Hunt for the word "name" across the entries below, copying each line that holds it.

- _Entries from a dataset_:
=-=-=
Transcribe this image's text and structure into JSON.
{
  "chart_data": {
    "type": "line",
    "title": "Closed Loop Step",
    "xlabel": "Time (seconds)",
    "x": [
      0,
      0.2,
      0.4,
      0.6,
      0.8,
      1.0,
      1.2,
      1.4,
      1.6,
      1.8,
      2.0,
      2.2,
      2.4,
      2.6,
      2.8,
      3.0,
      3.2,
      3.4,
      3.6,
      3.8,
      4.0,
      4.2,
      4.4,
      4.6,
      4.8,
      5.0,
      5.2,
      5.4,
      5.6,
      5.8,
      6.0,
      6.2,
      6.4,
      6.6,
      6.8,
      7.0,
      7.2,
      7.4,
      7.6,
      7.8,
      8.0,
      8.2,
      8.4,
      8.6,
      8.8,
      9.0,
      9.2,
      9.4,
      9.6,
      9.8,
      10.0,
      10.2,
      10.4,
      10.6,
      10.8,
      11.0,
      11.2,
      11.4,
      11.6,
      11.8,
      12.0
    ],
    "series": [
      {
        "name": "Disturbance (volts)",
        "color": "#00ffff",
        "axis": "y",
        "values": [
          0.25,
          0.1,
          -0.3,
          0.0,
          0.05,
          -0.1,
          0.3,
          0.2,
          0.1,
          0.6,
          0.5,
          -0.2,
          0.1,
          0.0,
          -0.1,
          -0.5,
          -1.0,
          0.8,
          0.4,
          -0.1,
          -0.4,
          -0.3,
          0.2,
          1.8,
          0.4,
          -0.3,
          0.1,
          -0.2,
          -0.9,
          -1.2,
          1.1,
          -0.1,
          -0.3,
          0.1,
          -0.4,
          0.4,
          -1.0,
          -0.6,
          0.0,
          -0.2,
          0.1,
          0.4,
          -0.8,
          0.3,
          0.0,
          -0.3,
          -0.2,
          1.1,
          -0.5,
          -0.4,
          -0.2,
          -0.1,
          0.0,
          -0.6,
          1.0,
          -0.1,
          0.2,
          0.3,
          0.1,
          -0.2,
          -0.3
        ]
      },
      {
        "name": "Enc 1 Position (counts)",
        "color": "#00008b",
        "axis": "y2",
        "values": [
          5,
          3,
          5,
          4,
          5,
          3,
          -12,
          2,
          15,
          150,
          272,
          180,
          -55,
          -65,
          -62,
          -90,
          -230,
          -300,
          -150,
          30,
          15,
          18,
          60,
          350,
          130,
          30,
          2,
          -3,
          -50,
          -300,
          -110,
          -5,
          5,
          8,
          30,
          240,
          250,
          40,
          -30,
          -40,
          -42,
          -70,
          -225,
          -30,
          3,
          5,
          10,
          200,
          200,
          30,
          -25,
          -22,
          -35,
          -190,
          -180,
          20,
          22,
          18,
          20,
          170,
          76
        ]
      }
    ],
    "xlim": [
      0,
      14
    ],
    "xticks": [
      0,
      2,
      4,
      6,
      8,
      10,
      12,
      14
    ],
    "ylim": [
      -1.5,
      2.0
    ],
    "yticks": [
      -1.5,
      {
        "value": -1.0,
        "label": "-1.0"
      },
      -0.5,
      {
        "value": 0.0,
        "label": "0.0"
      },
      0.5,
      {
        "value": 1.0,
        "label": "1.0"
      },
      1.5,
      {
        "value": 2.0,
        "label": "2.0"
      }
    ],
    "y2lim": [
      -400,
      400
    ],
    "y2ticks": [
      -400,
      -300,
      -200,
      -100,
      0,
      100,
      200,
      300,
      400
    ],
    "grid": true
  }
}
=-=-=
- _IN RESPONSE_:
        "name": "Disturbance (volts)",
        "name": "Enc 1 Position (counts)",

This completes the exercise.